Actually, beancount supports include directive. See includes section [1] of the language syntax document

[1]: https://docs.google.com/document/d/1wAMVrKIA2qtRGmoVDSUBJGmY...

discuss

order

haberman|5 years ago

Thanks for the reference. But a single transaction can span multiple financial institutions. Say you pay off a credit card. One half of the transaction comes from the credit card statement, the other half comes from your bank. The two halves sum to zero.

My understanding is that the whole transaction has to live in one file with Beancount. This doesn't seem amenable to having each bank statement generate a single Beancount output file.

But I could be wrong. I don't know how Beancount's importer works.

arnarbi|5 years ago

I use beancount, and a somewhat custom importer and categorizer. (happy to expand on those but this comment is about the multi-transaction).

I have the categorizer send such transactions to a temporary "limbo account". So I have two transactions:

  # This TX is imported from checking acct statement:
  2020-05-15 * "ACH Payment BankA credit card"
      Assets:BankA:Checking  -500
      Equity:Limbo:CreditCardPayments

  # This TX is imported from credit card statement:
  2020-05-16 * "Payment applied THANK YOU"
      Liabilities:BankB:CreditCard  500
      Equity:Limbo:CreditCardPayments
In both cases the second posting is added by the automatic categorizer based on the description.

After doing a bout of imports, I look at the Limbo account, which should always sum to zero. Sometimes the two TXs don't appear on the same day, so occasionally there's a temporary balance there but that's fine.

I use the same to match up my direct deposits (one end from paystubs import, other from checking account), wire transfers between banks/brokerage, etc. I tend to put them in different subaccounts of "Equity:Limbo" so that I can more easily spot any discrepancies.

Edit: Should've first read the previous reply that says the same thing!

jonahbenton|5 years ago

Conceptually this is one transaction; from a book keeping (and beancount) perspective it is, or can be, two.

Often (in the US) the dates are different- debit from the bank on day X, post to credit card on day X + 1 or X + 2. For my stuff I want the dates in beancount to reflect the dates on the respective statements, so that the balances, which are date-specific, match.

So I capture these as two transactions. I do it as- debit the bank, credit the "ether", then debit the "ether" credit the credit card.

Beancount just wants the postings within a literal transaction to sum to zero. If this conceptual transaction is split into two literal transactions, with some fictional bridge account in between, they can live in different beancount files.
════════
## EXPLORE THE MATERIAL
(1) Please write out the part of the beancount discussion that opens with the words containing "After doing a" and closes with "but that's fine.".
(2) Answer these questions from the beancount discussion above:
(a) In haberman's credit card example, what do the two halves of the transaction sum to?
(b) Where does arnarbi's categorizer send transactions that span two institutions?
(c) According to jonahbenton, on what day does the payment often post to the credit card when the bank debit happens on day X?

## EXCERPTED RECORDS
════════
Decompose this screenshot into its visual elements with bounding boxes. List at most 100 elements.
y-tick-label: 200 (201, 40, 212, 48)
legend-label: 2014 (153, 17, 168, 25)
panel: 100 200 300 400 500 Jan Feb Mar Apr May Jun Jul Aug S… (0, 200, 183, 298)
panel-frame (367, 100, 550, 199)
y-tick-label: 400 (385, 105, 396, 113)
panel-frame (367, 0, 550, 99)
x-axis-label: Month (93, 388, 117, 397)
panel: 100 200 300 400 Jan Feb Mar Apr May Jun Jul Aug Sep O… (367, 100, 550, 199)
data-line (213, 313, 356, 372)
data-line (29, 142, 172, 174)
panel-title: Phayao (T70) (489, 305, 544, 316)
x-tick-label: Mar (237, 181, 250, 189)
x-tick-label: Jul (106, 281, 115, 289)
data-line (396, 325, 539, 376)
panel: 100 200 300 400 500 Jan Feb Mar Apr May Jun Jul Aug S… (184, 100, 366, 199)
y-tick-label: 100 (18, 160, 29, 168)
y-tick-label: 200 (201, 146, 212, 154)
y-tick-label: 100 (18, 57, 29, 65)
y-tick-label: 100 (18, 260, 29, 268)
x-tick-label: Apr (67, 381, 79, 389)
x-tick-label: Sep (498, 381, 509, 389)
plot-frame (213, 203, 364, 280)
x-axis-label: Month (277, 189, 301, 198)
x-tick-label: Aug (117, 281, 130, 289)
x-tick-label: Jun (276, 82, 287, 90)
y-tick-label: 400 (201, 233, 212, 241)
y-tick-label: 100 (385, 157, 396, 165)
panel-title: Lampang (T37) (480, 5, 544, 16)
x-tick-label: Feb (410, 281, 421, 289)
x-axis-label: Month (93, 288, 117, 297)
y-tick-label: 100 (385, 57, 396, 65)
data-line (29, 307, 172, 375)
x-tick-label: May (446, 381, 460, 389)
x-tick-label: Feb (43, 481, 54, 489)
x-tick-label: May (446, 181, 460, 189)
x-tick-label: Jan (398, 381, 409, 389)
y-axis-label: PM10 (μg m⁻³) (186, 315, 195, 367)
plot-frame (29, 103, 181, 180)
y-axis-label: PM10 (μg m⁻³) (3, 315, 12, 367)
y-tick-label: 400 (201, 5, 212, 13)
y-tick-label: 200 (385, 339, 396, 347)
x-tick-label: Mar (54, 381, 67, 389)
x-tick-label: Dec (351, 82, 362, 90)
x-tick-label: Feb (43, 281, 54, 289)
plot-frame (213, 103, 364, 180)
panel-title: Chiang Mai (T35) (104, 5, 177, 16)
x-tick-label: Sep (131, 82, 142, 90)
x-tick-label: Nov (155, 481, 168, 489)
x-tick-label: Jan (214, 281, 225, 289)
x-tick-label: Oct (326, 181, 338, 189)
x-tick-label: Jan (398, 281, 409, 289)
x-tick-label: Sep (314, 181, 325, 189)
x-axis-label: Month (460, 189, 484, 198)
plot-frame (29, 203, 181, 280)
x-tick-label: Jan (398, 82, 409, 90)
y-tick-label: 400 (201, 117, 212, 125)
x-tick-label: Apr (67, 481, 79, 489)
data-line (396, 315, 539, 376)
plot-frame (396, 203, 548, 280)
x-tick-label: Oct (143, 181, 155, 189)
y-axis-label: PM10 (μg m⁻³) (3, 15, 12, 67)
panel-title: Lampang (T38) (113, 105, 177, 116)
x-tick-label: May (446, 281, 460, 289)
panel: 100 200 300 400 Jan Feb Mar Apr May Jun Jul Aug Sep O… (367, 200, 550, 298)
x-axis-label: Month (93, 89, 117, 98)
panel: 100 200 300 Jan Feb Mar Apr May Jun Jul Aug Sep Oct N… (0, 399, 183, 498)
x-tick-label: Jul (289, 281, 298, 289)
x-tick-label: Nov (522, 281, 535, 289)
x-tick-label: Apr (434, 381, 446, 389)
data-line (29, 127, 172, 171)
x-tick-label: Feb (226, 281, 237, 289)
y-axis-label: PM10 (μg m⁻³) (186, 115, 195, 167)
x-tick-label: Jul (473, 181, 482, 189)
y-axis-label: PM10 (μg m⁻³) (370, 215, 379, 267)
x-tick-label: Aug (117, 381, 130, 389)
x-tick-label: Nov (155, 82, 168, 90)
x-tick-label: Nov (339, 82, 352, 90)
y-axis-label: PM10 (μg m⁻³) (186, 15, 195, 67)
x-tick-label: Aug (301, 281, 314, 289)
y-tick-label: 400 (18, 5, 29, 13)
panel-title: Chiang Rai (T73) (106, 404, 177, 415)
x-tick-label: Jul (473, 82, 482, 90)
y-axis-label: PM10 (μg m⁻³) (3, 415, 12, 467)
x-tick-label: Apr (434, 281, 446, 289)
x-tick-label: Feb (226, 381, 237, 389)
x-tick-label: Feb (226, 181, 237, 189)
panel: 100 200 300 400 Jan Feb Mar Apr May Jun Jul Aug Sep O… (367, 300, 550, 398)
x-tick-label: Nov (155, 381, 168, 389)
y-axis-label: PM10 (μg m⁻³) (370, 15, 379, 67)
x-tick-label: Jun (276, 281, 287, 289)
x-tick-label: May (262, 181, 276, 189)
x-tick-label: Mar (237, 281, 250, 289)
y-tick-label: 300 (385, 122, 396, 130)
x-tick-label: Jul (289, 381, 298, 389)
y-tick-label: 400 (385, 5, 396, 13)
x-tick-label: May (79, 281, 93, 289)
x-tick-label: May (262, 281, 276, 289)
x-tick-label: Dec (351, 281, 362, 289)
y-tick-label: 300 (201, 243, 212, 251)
════════
## TASK ANSWERS
(1)
After doing a bout of imports, I look at the Limbo account, which should always sum to zero. Sometimes the two TXs don't appear on the same day, so occasionally there's a temporary balance there but that's fine.

(2)
(a) Zero.
(b) To a temporary "limbo account".
(c) Day X + 1 or X + 2.